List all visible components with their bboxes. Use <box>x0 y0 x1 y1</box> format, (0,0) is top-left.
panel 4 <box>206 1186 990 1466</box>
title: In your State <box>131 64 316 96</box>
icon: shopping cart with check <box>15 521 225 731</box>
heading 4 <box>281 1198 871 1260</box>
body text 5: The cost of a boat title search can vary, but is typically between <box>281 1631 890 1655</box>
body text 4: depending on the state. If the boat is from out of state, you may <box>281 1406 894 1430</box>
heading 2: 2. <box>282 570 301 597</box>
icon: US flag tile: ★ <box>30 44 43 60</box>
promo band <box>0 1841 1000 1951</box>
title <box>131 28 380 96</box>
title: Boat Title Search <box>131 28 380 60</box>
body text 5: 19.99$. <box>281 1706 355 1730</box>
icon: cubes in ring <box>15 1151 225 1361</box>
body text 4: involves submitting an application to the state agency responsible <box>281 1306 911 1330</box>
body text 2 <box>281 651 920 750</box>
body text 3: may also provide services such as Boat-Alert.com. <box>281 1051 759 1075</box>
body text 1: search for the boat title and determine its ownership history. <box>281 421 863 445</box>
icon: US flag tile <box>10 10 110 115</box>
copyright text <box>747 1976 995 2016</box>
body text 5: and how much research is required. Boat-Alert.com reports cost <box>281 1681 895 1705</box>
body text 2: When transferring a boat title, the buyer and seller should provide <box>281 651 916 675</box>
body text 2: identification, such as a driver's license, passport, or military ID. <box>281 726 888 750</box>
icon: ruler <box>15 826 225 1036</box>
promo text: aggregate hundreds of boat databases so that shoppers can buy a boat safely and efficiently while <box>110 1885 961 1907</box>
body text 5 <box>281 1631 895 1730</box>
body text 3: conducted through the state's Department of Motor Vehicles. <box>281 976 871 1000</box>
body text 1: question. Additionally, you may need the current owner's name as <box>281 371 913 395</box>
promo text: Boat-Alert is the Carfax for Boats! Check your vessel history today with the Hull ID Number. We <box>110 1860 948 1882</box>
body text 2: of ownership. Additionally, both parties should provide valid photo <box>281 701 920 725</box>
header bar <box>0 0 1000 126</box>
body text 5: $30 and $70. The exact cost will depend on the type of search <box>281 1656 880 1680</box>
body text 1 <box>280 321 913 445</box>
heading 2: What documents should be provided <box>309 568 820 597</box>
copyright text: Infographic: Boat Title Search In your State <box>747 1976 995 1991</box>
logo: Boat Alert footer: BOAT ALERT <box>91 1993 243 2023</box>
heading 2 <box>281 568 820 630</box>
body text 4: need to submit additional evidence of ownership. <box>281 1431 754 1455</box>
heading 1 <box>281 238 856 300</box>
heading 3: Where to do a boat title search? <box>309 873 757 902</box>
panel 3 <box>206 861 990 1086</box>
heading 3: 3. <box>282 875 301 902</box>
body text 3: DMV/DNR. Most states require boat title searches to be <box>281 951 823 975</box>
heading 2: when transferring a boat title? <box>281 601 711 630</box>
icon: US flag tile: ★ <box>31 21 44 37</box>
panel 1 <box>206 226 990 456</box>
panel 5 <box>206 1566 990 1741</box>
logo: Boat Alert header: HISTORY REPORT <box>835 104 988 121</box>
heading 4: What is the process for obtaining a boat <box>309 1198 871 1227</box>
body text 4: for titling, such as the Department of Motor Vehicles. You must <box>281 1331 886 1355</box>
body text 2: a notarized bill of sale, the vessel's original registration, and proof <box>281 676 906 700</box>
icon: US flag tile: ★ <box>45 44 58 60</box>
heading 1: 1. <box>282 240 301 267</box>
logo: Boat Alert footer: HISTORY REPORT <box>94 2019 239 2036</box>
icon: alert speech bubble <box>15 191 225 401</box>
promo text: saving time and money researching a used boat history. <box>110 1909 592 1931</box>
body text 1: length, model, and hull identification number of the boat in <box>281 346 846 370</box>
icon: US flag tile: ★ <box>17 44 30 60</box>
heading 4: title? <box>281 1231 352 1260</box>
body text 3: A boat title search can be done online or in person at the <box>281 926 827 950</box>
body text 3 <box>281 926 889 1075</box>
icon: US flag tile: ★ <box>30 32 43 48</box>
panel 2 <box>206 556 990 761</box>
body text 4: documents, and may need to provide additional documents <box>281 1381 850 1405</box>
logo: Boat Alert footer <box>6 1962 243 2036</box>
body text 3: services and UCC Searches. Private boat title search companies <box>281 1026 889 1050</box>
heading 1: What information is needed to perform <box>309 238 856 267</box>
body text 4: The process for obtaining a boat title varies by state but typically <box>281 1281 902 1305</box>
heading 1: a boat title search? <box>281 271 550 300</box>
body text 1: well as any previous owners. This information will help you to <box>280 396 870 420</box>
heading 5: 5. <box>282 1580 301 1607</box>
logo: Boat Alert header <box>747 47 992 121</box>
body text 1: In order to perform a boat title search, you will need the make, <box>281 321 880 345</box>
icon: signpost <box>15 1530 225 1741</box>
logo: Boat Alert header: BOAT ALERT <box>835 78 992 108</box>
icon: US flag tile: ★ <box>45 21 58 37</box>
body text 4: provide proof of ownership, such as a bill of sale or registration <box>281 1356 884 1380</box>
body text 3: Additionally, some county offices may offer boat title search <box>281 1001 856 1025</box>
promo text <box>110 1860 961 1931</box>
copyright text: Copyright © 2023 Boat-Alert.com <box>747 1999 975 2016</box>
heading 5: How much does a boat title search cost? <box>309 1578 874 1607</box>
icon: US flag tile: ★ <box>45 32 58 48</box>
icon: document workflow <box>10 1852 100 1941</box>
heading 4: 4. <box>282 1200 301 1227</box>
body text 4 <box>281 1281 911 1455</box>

■ Challenge:
Copy out all of the data above verbatim, line for line, with no changes.

■ Result of this exercise:
List all visible components with their bboxes. Use <box>x0 y0 x1 y1</box> format, (0,0) is top-left.
panel 4 <box>206 1186 990 1466</box>
title: In your State <box>131 64 316 96</box>
icon: shopping cart with check <box>15 521 225 731</box>
heading 4 <box>281 1198 871 1260</box>
body text 5: The cost of a boat title search can vary, but is typically between <box>281 1631 890 1655</box>
body text 4: depending on the state. If the boat is from out of state, you may <box>281 1406 894 1430</box>
heading 2: 2. <box>282 570 301 597</box>
icon: US flag tile: ★ <box>30 44 43 60</box>
promo band <box>0 1841 1000 1951</box>
title <box>131 28 380 96</box>
title: Boat Title Search <box>131 28 380 60</box>
body text 5: 19.99$. <box>281 1706 355 1730</box>
icon: cubes in ring <box>15 1151 225 1361</box>
body text 4: involves submitting an application to the state agency responsible <box>281 1306 911 1330</box>
body text 2 <box>281 651 920 750</box>
body text 3: may also provide services such as Boat-Alert.com. <box>281 1051 759 1075</box>
body text 1: search for the boat title and determine its ownership history. <box>281 421 863 445</box>
icon: US flag tile <box>10 10 110 115</box>
copyright text <box>747 1976 995 2016</box>
body text 5: and how much research is required. Boat-Alert.com reports cost <box>281 1681 895 1705</box>
body text 2: When transferring a boat title, the buyer and seller should provide <box>281 651 916 675</box>
body text 2: identification, such as a driver's license, passport, or military ID. <box>281 726 888 750</box>
icon: ruler <box>15 826 225 1036</box>
promo text: aggregate hundreds of boat databases so that shoppers can buy a boat safely and efficiently while <box>110 1885 961 1907</box>
body text 5 <box>281 1631 895 1730</box>
body text 3: conducted through the state's Department of Motor Vehicles. <box>281 976 871 1000</box>
body text 1: question. Additionally, you may need the current owner's name as <box>281 371 913 395</box>
promo text: Boat-Alert is the Carfax for Boats! Check your vessel history today with the Hull ID Number. We <box>110 1860 948 1882</box>
body text 2: of ownership. Additionally, both parties should provide valid photo <box>281 701 920 725</box>
header bar <box>0 0 1000 126</box>
body text 5: $30 and $70. The exact cost will depend on the type of search <box>281 1656 880 1680</box>
body text 1 <box>280 321 913 445</box>
heading 2: What documents should be provided <box>309 568 820 597</box>
copyright text: Infographic: Boat Title Search In your State <box>747 1976 995 1991</box>
logo: Boat Alert footer: BOAT ALERT <box>91 1993 243 2023</box>
heading 2 <box>281 568 820 630</box>
body text 4: need to submit additional evidence of ownership. <box>281 1431 754 1455</box>
heading 1 <box>281 238 856 300</box>
heading 3: Where to do a boat title search? <box>309 873 757 902</box>
panel 3 <box>206 861 990 1086</box>
heading 3: 3. <box>282 875 301 902</box>
body text 3: DMV/DNR. Most states require boat title searches to be <box>281 951 823 975</box>
heading 2: when transferring a boat title? <box>281 601 711 630</box>
icon: US flag tile: ★ <box>31 21 44 37</box>
panel 1 <box>206 226 990 456</box>
panel 5 <box>206 1566 990 1741</box>
logo: Boat Alert header: HISTORY REPORT <box>835 104 988 121</box>
heading 4: What is the process for obtaining a boat <box>309 1198 871 1227</box>
body text 4: for titling, such as the Department of Motor Vehicles. You must <box>281 1331 886 1355</box>
body text 2: a notarized bill of sale, the vessel's original registration, and proof <box>281 676 906 700</box>
icon: US flag tile: ★ <box>45 44 58 60</box>
heading 1: 1. <box>282 240 301 267</box>
logo: Boat Alert footer: HISTORY REPORT <box>94 2019 239 2036</box>
icon: alert speech bubble <box>15 191 225 401</box>
promo text: saving time and money researching a used boat history. <box>110 1909 592 1931</box>
body text 1: length, model, and hull identification number of the boat in <box>281 346 846 370</box>
icon: US flag tile: ★ <box>17 44 30 60</box>
heading 4: title? <box>281 1231 352 1260</box>
body text 3: A boat title search can be done online or in person at the <box>281 926 827 950</box>
body text 3 <box>281 926 889 1075</box>
icon: US flag tile: ★ <box>30 32 43 48</box>
panel 2 <box>206 556 990 761</box>
body text 4: documents, and may need to provide additional documents <box>281 1381 850 1405</box>
logo: Boat Alert footer <box>6 1962 243 2036</box>
body text 3: services and UCC Searches. Private boat title search companies <box>281 1026 889 1050</box>
heading 1: What information is needed to perform <box>309 238 856 267</box>
body text 4: The process for obtaining a boat title varies by state but typically <box>281 1281 902 1305</box>
heading 1: a boat title search? <box>281 271 550 300</box>
body text 1: well as any previous owners. This information will help you to <box>280 396 870 420</box>
heading 5: 5. <box>282 1580 301 1607</box>
logo: Boat Alert header <box>747 47 992 121</box>
body text 1: In order to perform a boat title search, you will need the make, <box>281 321 880 345</box>
icon: signpost <box>15 1530 225 1741</box>
logo: Boat Alert header: BOAT ALERT <box>835 78 992 108</box>
icon: US flag tile: ★ <box>45 21 58 37</box>
body text 4: provide proof of ownership, such as a bill of sale or registration <box>281 1356 884 1380</box>
body text 3: Additionally, some county offices may offer boat title search <box>281 1001 856 1025</box>
promo text <box>110 1860 961 1931</box>
copyright text: Copyright © 2023 Boat-Alert.com <box>747 1999 975 2016</box>
heading 5: How much does a boat title search cost? <box>309 1578 874 1607</box>
icon: US flag tile: ★ <box>45 32 58 48</box>
icon: document workflow <box>10 1852 100 1941</box>
heading 4: 4. <box>282 1200 301 1227</box>
body text 4 <box>281 1281 911 1455</box>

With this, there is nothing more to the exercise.